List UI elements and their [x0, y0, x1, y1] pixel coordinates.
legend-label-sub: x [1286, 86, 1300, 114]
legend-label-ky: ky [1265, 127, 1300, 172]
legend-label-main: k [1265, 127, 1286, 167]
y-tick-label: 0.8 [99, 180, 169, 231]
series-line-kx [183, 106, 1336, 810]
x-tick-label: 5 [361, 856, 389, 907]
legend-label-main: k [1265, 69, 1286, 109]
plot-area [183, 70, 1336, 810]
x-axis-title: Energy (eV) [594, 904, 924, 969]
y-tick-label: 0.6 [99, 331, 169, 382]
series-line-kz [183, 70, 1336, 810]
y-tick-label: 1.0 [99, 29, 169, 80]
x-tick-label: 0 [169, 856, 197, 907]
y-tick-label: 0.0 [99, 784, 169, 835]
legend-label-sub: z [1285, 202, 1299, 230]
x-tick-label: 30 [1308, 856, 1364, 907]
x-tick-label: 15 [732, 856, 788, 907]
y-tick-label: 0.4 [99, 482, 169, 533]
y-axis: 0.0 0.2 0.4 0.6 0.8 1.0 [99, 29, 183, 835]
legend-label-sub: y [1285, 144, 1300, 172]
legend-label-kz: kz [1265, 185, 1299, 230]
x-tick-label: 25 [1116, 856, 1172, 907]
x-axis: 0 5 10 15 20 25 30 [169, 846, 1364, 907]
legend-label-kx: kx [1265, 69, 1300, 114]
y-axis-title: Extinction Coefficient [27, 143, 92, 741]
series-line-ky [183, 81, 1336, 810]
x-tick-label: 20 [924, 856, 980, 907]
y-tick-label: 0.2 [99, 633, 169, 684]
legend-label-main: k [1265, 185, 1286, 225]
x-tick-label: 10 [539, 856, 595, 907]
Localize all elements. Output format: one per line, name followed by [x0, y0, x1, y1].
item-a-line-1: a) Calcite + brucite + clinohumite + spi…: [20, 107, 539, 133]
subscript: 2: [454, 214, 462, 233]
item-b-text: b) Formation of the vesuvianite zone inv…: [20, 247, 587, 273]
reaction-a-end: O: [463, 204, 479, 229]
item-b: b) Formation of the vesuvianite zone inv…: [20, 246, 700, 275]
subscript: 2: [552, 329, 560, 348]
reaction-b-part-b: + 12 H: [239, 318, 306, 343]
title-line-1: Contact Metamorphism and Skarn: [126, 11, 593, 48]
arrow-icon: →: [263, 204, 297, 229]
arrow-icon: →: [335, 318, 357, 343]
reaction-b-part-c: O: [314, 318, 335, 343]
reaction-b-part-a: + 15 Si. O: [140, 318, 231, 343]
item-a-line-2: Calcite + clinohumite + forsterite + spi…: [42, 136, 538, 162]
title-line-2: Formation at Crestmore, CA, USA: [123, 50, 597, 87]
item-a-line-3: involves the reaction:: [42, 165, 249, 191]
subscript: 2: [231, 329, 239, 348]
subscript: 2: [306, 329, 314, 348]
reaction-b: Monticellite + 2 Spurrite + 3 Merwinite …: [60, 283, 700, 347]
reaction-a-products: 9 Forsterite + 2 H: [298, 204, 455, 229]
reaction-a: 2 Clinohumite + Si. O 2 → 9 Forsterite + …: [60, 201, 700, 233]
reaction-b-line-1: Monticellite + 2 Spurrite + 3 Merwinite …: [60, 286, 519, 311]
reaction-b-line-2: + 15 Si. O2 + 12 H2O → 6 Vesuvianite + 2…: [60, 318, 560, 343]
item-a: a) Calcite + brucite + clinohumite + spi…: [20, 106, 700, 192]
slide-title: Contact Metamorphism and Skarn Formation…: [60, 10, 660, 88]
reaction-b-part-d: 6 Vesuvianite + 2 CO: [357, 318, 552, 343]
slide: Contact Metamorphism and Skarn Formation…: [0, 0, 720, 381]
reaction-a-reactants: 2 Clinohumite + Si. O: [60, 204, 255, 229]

_ _ _ _

_THE EXERCISE:_ Quote the material from its first line up to and including the line with "series-line-kx [183, 106, 1336, 810]".

_CORRECT RESPONSE:_
List UI elements and their [x0, y0, x1, y1] pixel coordinates.
legend-label-sub: x [1286, 86, 1300, 114]
legend-label-ky: ky [1265, 127, 1300, 172]
legend-label-main: k [1265, 127, 1286, 167]
y-tick-label: 0.8 [99, 180, 169, 231]
series-line-kx [183, 106, 1336, 810]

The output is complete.